## Start

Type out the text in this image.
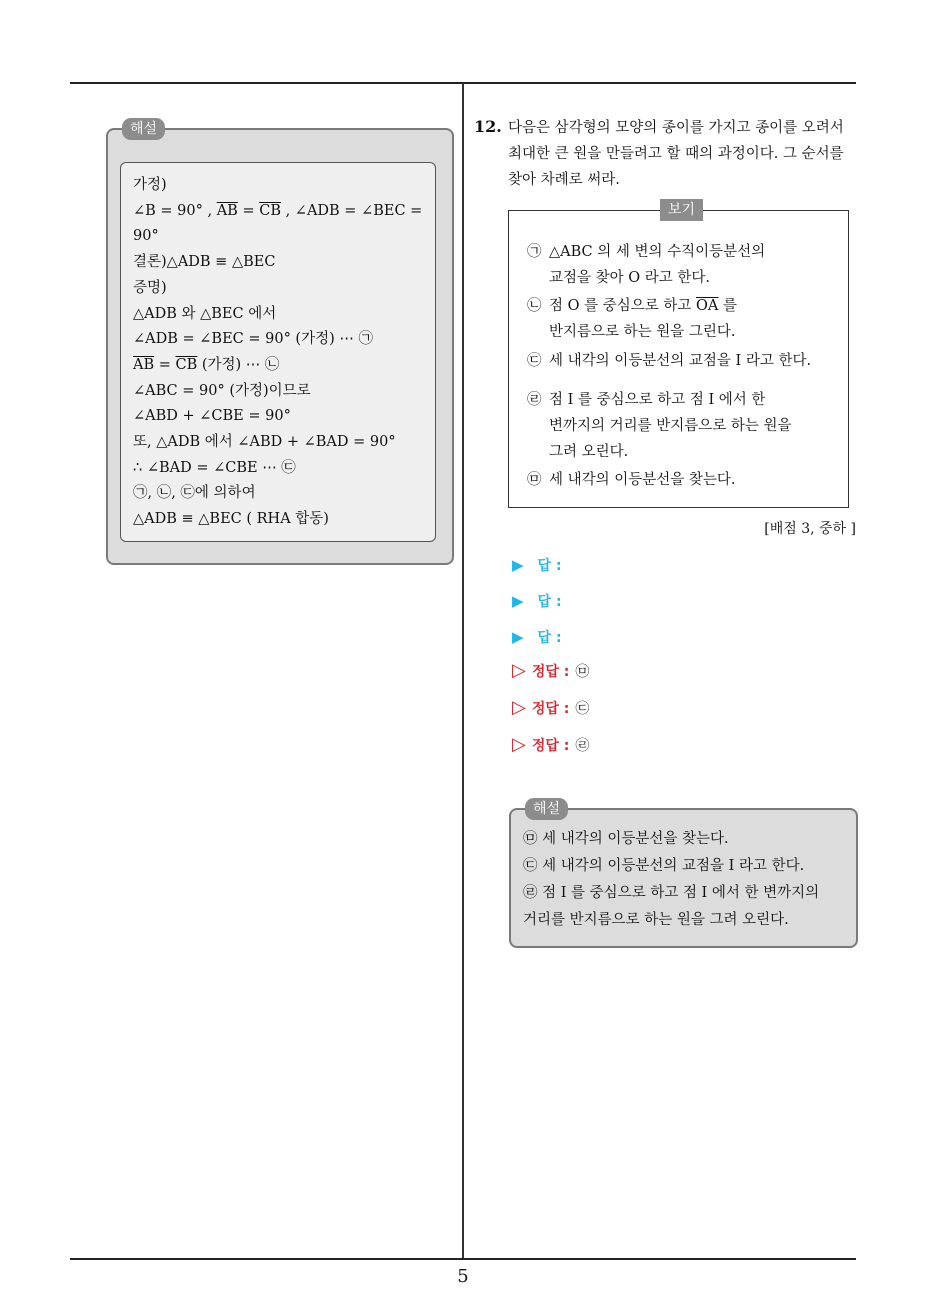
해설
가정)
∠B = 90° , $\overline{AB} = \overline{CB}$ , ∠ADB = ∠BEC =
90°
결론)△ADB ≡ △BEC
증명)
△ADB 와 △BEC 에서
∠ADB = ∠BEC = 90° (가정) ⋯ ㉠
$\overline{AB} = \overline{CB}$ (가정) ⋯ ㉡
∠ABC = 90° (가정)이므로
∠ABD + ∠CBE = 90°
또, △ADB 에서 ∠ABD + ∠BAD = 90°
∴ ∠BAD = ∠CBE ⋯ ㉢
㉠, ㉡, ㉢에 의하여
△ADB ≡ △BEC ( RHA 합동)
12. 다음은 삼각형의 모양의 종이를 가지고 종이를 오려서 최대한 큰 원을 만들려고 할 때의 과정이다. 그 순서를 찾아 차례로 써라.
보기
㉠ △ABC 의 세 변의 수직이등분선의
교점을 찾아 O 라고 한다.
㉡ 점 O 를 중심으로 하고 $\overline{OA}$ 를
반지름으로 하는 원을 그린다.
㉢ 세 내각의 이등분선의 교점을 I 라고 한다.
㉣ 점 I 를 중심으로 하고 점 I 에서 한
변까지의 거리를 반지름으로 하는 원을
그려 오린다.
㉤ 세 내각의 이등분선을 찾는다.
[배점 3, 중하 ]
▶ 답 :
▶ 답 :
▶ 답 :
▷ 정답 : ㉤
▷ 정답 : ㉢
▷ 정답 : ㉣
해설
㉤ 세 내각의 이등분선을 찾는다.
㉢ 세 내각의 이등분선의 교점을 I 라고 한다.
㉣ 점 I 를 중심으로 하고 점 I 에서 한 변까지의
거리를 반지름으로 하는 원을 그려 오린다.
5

## End
## Start

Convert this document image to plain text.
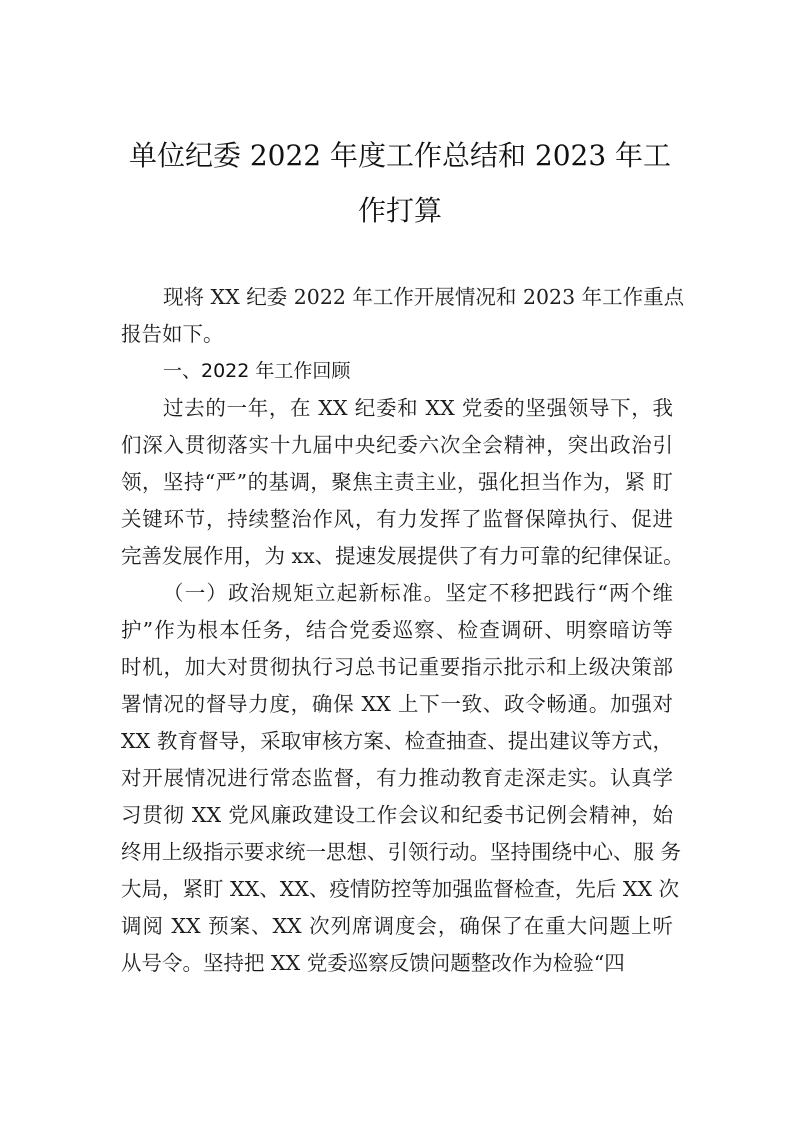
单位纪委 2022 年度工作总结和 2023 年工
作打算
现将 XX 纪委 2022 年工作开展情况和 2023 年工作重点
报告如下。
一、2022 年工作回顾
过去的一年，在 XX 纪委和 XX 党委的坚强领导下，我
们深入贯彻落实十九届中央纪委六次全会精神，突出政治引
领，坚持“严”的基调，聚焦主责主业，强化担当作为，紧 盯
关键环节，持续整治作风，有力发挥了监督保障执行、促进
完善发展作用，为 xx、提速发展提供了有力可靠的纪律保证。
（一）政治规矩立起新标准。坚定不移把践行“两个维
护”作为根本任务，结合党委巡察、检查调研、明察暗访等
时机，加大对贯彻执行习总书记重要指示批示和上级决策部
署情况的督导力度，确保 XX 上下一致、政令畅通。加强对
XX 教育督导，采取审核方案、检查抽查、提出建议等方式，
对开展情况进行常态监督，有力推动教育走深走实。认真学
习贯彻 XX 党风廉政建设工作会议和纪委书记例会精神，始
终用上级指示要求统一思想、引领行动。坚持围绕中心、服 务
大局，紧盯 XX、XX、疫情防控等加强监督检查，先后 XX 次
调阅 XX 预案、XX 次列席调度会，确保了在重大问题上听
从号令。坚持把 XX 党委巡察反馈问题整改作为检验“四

## End

* **Exercise task**:
Work out how many lines in the records above contain the word "text", and reply with that number alone.

* **Output of the exercise**:
2